[What you will do] Search the data for the string "Significant" and extract every line where it appears.

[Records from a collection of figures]
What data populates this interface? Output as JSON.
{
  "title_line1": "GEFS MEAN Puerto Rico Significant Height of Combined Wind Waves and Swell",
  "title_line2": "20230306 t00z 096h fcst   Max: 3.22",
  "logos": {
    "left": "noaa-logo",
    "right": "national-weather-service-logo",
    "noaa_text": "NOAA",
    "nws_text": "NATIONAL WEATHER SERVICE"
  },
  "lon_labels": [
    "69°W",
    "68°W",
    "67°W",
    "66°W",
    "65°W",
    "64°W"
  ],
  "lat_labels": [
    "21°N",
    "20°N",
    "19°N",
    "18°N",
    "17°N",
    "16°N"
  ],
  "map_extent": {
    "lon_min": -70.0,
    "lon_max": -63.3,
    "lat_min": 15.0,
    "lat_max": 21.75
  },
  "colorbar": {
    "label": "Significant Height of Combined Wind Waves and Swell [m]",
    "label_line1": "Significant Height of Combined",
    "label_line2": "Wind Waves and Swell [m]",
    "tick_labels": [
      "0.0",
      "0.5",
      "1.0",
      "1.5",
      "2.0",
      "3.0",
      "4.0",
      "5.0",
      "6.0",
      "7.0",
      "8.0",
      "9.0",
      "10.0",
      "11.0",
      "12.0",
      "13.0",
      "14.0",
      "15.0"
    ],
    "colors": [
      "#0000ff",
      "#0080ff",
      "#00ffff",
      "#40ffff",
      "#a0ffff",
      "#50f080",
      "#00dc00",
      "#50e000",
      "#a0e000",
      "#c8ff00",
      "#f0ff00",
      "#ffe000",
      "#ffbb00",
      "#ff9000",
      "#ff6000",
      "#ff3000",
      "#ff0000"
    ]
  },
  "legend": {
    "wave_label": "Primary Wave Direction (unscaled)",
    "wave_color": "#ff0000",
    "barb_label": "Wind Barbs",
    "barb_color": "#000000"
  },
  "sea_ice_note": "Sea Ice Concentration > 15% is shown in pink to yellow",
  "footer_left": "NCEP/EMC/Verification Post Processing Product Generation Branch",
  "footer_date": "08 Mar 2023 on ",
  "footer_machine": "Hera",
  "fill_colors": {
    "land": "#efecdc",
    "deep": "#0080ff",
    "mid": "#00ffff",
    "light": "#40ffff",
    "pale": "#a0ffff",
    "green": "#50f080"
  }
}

[Output for this exercise]
  "title_line1": "GEFS MEAN Puerto Rico Significant Height of Combined Wind Waves and Swell",
    "label": "Significant Height of Combined Wind Waves and Swell [m]",
    "label_line1": "Significant Height of Combined",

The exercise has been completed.